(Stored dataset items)
------------------------------------------------------------

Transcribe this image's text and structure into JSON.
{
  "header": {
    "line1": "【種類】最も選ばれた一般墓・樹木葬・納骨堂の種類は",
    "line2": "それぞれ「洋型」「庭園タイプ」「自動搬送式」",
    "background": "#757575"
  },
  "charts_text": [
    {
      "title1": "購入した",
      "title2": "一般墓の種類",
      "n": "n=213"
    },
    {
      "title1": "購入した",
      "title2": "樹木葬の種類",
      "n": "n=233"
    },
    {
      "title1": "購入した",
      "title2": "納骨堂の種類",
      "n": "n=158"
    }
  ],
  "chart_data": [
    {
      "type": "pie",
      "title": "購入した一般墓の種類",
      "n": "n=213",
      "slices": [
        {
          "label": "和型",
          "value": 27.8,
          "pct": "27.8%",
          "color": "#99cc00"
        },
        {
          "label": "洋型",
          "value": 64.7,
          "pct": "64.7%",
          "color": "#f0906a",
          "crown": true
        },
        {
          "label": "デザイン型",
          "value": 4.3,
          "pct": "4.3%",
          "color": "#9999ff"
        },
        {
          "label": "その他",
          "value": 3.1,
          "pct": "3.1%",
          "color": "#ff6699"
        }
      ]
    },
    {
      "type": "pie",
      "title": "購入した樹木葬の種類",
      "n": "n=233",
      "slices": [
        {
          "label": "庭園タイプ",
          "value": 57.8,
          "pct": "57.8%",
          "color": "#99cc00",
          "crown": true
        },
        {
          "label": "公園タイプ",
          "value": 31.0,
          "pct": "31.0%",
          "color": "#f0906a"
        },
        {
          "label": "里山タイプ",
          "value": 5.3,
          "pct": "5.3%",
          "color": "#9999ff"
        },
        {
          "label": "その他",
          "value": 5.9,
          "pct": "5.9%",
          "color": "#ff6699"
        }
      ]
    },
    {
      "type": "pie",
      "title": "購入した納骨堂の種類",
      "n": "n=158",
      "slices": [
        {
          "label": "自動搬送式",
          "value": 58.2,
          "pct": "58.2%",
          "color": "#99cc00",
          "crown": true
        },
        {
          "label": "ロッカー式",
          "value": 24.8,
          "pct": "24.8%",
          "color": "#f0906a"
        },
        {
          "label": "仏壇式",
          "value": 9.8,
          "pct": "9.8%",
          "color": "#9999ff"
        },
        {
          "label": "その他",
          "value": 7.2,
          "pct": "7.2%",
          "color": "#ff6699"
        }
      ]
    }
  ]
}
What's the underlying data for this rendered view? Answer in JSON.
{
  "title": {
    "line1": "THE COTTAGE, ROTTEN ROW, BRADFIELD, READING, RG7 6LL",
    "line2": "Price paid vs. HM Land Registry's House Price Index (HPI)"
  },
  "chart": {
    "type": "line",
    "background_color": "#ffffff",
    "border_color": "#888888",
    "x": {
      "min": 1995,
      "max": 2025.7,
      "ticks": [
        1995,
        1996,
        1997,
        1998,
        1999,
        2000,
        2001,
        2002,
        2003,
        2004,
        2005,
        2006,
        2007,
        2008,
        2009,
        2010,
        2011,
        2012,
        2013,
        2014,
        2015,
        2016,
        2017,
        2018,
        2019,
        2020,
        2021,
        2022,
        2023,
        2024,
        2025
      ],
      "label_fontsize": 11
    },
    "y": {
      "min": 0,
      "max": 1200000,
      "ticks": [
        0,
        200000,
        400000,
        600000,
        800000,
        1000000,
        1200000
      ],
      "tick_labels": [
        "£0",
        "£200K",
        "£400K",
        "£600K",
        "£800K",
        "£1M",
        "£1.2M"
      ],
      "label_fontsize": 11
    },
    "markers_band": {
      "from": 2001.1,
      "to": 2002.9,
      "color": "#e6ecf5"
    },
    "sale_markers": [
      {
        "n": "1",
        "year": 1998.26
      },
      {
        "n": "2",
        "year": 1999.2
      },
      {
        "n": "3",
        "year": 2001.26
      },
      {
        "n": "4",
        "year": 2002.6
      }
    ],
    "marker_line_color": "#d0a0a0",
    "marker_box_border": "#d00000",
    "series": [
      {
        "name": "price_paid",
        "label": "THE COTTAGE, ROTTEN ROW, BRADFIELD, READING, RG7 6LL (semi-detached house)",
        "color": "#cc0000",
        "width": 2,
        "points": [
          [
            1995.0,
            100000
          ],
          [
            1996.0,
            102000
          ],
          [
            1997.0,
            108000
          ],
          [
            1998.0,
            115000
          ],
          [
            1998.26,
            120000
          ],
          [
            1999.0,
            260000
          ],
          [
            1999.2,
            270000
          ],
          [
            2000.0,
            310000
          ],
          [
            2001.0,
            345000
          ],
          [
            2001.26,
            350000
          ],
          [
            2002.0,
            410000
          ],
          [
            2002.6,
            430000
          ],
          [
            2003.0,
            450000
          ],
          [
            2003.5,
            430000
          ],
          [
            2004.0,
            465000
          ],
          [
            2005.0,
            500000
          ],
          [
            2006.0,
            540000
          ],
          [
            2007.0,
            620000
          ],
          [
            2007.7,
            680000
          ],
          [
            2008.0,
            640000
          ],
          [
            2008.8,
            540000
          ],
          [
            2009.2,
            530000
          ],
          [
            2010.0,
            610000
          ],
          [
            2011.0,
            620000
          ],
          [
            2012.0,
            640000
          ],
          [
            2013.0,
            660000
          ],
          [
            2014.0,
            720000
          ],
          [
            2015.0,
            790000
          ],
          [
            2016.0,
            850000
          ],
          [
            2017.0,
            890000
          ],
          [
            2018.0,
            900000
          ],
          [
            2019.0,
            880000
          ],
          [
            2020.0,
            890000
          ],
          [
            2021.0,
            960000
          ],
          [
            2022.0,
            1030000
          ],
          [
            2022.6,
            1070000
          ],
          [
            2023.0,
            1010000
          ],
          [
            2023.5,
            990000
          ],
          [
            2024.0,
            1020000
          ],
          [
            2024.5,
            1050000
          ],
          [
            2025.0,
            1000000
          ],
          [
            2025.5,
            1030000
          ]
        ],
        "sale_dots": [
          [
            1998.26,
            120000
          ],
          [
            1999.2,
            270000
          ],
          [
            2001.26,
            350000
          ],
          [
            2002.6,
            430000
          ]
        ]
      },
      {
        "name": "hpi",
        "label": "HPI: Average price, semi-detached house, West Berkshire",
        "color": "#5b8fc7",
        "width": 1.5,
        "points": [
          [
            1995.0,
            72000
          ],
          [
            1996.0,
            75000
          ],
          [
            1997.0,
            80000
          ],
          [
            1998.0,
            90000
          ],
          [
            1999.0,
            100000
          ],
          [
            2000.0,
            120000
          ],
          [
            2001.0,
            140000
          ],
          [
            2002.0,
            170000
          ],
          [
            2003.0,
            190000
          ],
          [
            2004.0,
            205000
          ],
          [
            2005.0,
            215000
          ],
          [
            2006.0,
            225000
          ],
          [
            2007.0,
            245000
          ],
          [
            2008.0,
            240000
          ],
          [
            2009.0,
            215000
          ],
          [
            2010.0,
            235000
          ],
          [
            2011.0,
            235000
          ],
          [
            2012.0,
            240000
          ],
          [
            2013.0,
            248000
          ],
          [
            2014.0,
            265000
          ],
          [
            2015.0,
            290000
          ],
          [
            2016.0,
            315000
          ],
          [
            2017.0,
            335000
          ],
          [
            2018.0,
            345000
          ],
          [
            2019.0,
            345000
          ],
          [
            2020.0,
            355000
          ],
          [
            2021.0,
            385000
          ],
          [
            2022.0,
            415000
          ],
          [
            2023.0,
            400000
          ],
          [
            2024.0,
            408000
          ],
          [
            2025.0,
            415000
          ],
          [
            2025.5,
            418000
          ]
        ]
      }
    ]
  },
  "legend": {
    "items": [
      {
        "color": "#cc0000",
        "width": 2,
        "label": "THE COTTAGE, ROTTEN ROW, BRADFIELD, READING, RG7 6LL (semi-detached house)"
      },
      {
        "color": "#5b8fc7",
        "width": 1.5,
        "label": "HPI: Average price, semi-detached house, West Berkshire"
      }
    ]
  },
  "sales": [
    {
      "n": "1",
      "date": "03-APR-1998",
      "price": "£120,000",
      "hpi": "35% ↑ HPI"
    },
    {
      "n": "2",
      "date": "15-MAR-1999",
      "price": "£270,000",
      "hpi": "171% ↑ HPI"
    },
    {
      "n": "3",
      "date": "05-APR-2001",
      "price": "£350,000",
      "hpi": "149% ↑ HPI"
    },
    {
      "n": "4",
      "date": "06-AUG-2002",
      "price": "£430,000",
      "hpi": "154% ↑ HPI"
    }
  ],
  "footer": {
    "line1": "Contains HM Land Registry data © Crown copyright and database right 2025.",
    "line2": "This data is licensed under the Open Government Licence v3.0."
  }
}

------------------------------------------------------------

Scan the records above, count the lines with "COTTAGE" in them, and give only the number.

(RESULT OF THE TASK)
3